#### SET PROBLEM:
List all lines of the data that include the string "important".

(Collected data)

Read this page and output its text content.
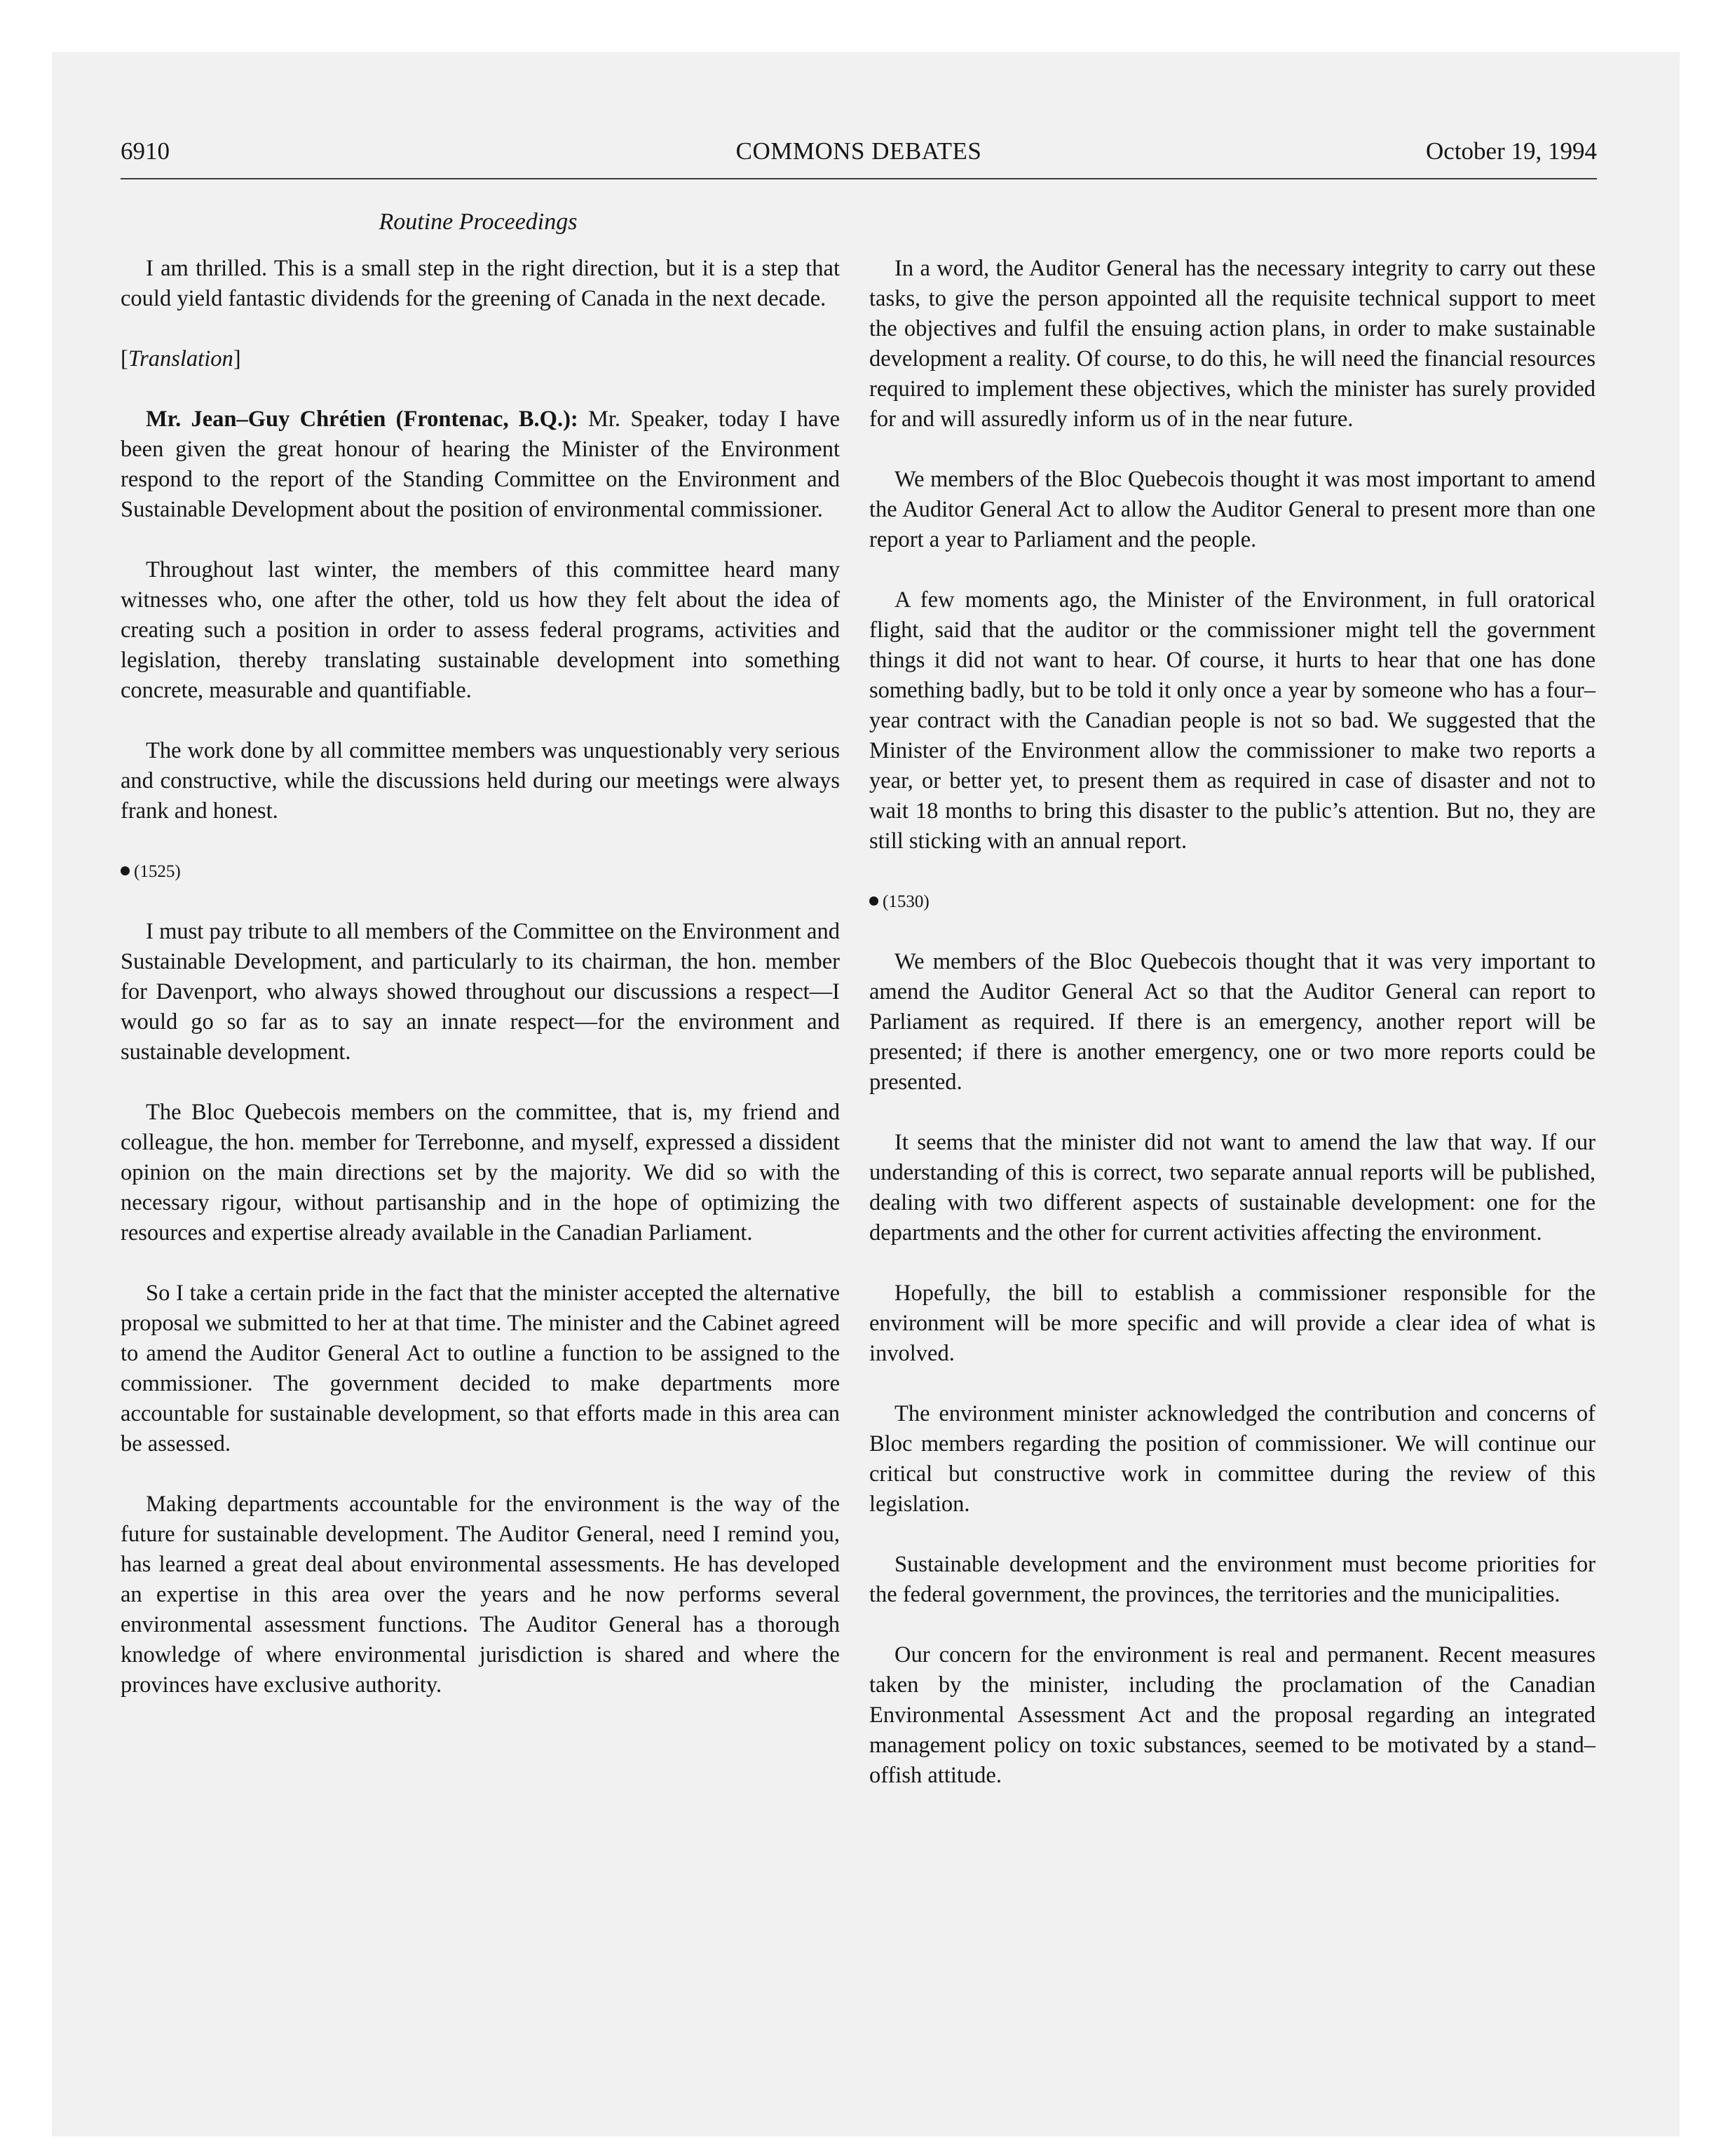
6910	COMMONS DEBATES	October 19, 1994
Routine Proceedings

I am thrilled. This is a small step in the right direction, but it is a step that could yield fantastic dividends for the greening of Canada in the next decade.

[Translation]

Mr. Jean–Guy Chrétien (Frontenac, B.Q.): Mr. Speaker, today I have been given the great honour of hearing the Minister of the Environment respond to the report of the Standing Committee on the Environment and Sustainable Development about the position of environmental commissioner.

Throughout last winter, the members of this committee heard many witnesses who, one after the other, told us how they felt about the idea of creating such a position in order to assess federal programs, activities and legislation, thereby translating sustainable development into something concrete, measurable and quantifiable.

The work done by all committee members was unquestionably very serious and constructive, while the discussions held during our meetings were always frank and honest.

(1525)

I must pay tribute to all members of the Committee on the Environment and Sustainable Development, and particularly to its chairman, the hon. member for Davenport, who always showed throughout our discussions a respect—I would go so far as to say an innate respect—for the environment and sustainable development.

The Bloc Quebecois members on the committee, that is, my friend and colleague, the hon. member for Terrebonne, and myself, expressed a dissident opinion on the main directions set by the majority. We did so with the necessary rigour, without partisanship and in the hope of optimizing the resources and expertise already available in the Canadian Parliament.

So I take a certain pride in the fact that the minister accepted the alternative proposal we submitted to her at that time. The minister and the Cabinet agreed to amend the Auditor General Act to outline a function to be assigned to the commissioner. The government decided to make departments more accountable for sustainable development, so that efforts made in this area can be assessed.

Making departments accountable for the environment is the way of the future for sustainable development. The Auditor General, need I remind you, has learned a great deal about environmental assessments. He has developed an expertise in this area over the years and he now performs several environmental assessment functions. The Auditor General has a thorough knowledge of where environmental jurisdiction is shared and where the provinces have exclusive authority.

In a word, the Auditor General has the necessary integrity to carry out these tasks, to give the person appointed all the requisite technical support to meet the objectives and fulfil the ensuing action plans, in order to make sustainable development a reality. Of course, to do this, he will need the financial resources required to implement these objectives, which the minister has surely provided for and will assuredly inform us of in the near future.

We members of the Bloc Quebecois thought it was most important to amend the Auditor General Act to allow the Auditor General to present more than one report a year to Parliament and the people.

A few moments ago, the Minister of the Environment, in full oratorical flight, said that the auditor or the commissioner might tell the government things it did not want to hear. Of course, it hurts to hear that one has done something badly, but to be told it only once a year by someone who has a four–year contract with the Canadian people is not so bad. We suggested that the Minister of the Environment allow the commissioner to make two reports a year, or better yet, to present them as required in case of disaster and not to wait 18 months to bring this disaster to the public’s attention. But no, they are still sticking with an annual report.

(1530)

We members of the Bloc Quebecois thought that it was very important to amend the Auditor General Act so that the Auditor General can report to Parliament as required. If there is an emergency, another report will be presented; if there is another emergency, one or two more reports could be presented.

It seems that the minister did not want to amend the law that way. If our understanding of this is correct, two separate annual reports will be published, dealing with two different aspects of sustainable development: one for the departments and the other for current activities affecting the environment.

Hopefully, the bill to establish a commissioner responsible for the environment will be more specific and will provide a clear idea of what is involved.

The environment minister acknowledged the contribution and concerns of Bloc members regarding the position of commissioner. We will continue our critical but constructive work in committee during the review of this legislation.

Sustainable development and the environment must become priorities for the federal government, the provinces, the territories and the municipalities.

Our concern for the environment is real and permanent. Recent measures taken by the minister, including the proclamation of the Canadian Environmental Assessment Act and the proposal regarding an integrated management policy on toxic substances, seemed to be motivated by a stand–offish attitude.
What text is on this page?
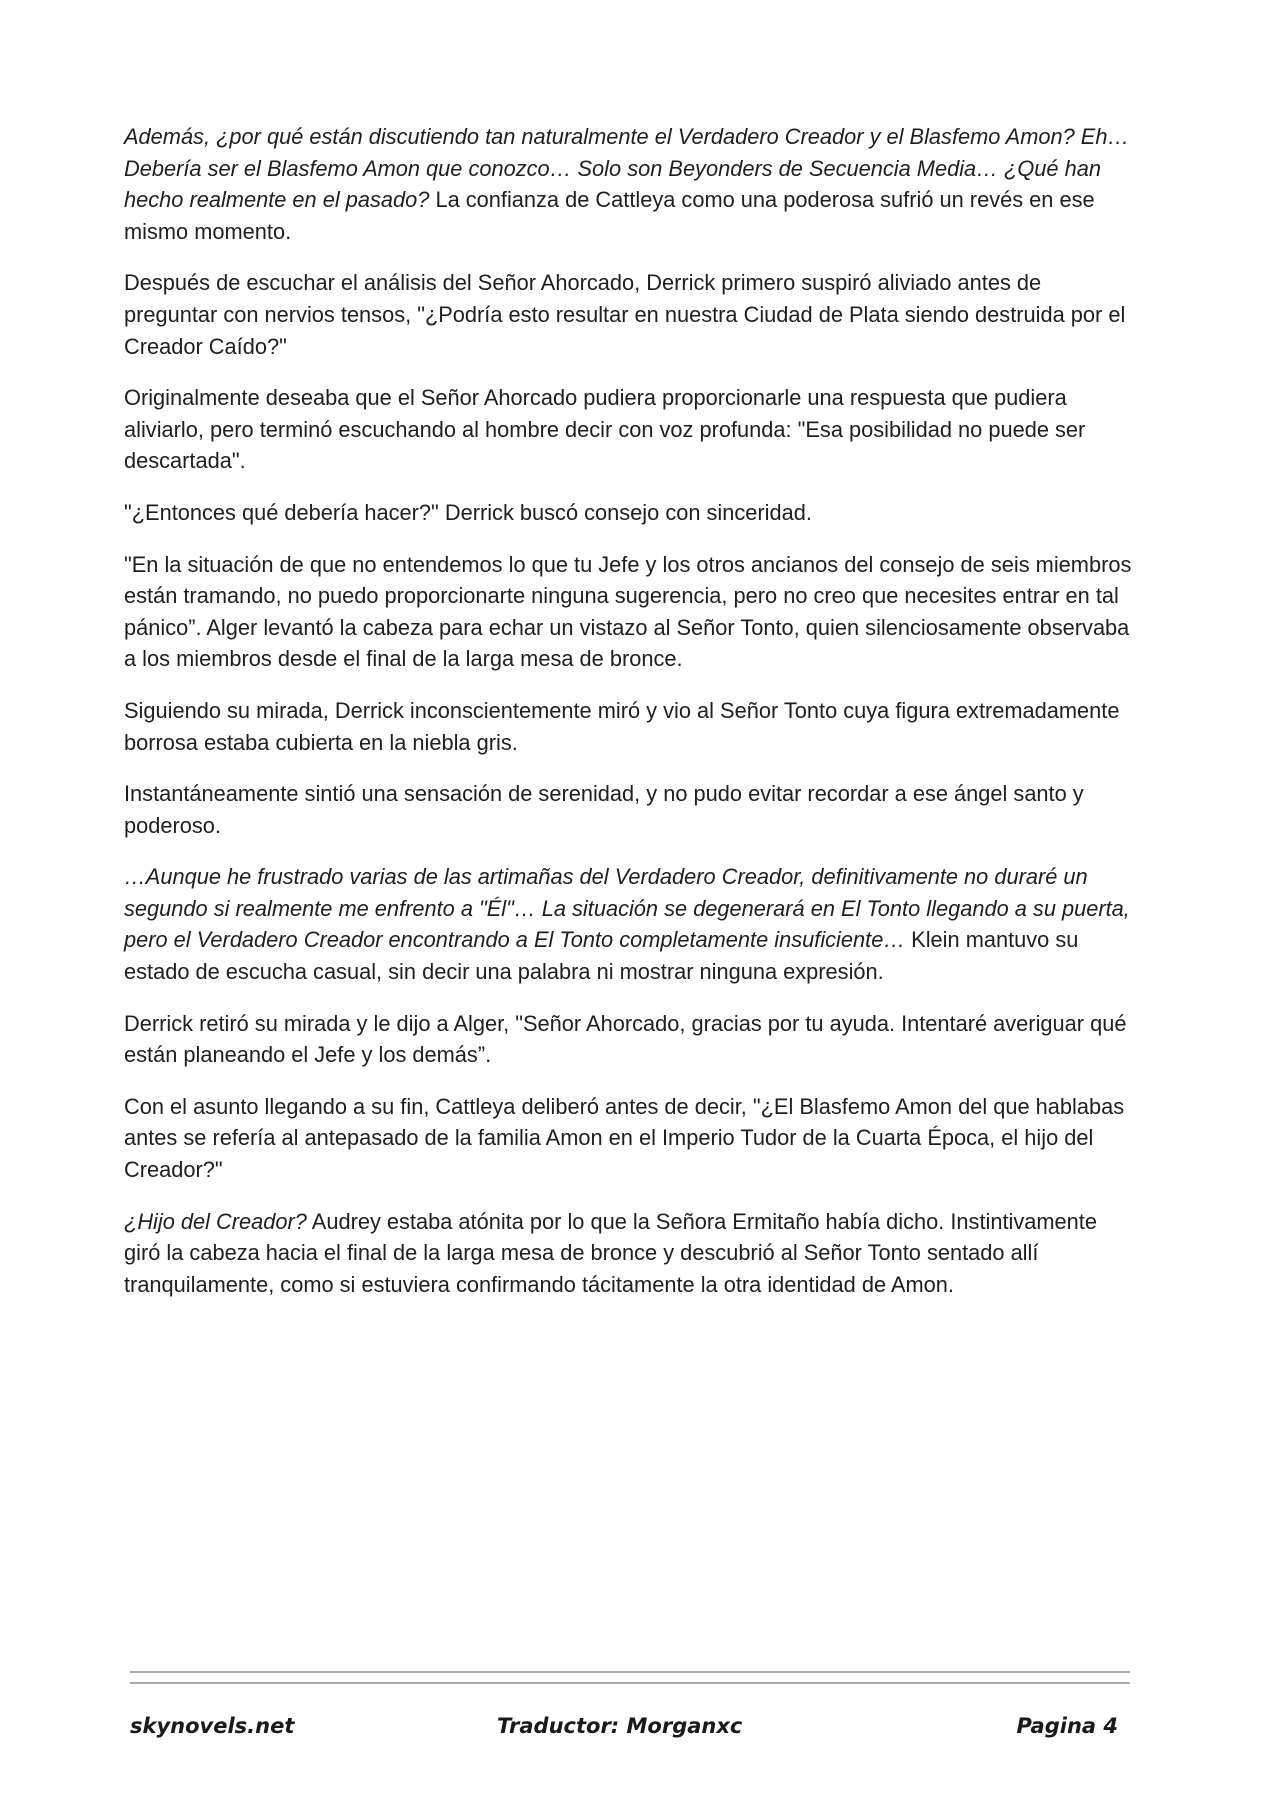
Además, ¿por qué están discutiendo tan naturalmente el Verdadero Creador y el Blasfemo Amon? Eh… Debería ser el Blasfemo Amon que conozco… Solo son Beyonders de Secuencia Media… ¿Qué han hecho realmente en el pasado? La confianza de Cattleya como una poderosa sufrió un revés en ese mismo momento.

Después de escuchar el análisis del Señor Ahorcado, Derrick primero suspiró aliviado antes de preguntar con nervios tensos, "¿Podría esto resultar en nuestra Ciudad de Plata siendo destruida por el Creador Caído?"

Originalmente deseaba que el Señor Ahorcado pudiera proporcionarle una respuesta que pudiera aliviarlo, pero terminó escuchando al hombre decir con voz profunda: "Esa posibilidad no puede ser descartada".

"¿Entonces qué debería hacer?" Derrick buscó consejo con sinceridad.

"En la situación de que no entendemos lo que tu Jefe y los otros ancianos del consejo de seis miembros están tramando, no puedo proporcionarte ninguna sugerencia, pero no creo que necesites entrar en tal pánico”. Alger levantó la cabeza para echar un vistazo al Señor Tonto, quien silenciosamente observaba a los miembros desde el final de la larga mesa de bronce.

Siguiendo su mirada, Derrick inconscientemente miró y vio al Señor Tonto cuya figura extremadamente borrosa estaba cubierta en la niebla gris.

Instantáneamente sintió una sensación de serenidad, y no pudo evitar recordar a ese ángel santo y poderoso.

…Aunque he frustrado varias de las artimañas del Verdadero Creador, definitivamente no duraré un segundo si realmente me enfrento a "Él"… La situación se degenerará en El Tonto llegando a su puerta, pero el Verdadero Creador encontrando a El Tonto completamente insuficiente… Klein mantuvo su estado de escucha casual, sin decir una palabra ni mostrar ninguna expresión.

Derrick retiró su mirada y le dijo a Alger, "Señor Ahorcado, gracias por tu ayuda. Intentaré averiguar qué están planeando el Jefe y los demás”.

Con el asunto llegando a su fin, Cattleya deliberó antes de decir, "¿El Blasfemo Amon del que hablabas antes se refería al antepasado de la familia Amon en el Imperio Tudor de la Cuarta Época, el hijo del Creador?"

¿Hijo del Creador? Audrey estaba atónita por lo que la Señora Ermitaño había dicho. Instintivamente giró la cabeza hacia el final de la larga mesa de bronce y descubrió al Señor Tonto sentado allí tranquilamente, como si estuviera confirmando tácitamente la otra identidad de Amon.

skynovels.net	Traductor: Morganxc	Pagina 4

#### SOLUTION TO THIS PROBLEM:
We members of the Bloc Quebecois thought it was most important to amend the Auditor General Act to allow the Auditor General to present more than one report a year to Parliament and the people.
We members of the Bloc Quebecois thought that it was very important to amend the Auditor General Act so that the Auditor General can report to Parliament as required. If there is an emergency, another report will be presented; if there is another emergency, one or two more reports could be presented.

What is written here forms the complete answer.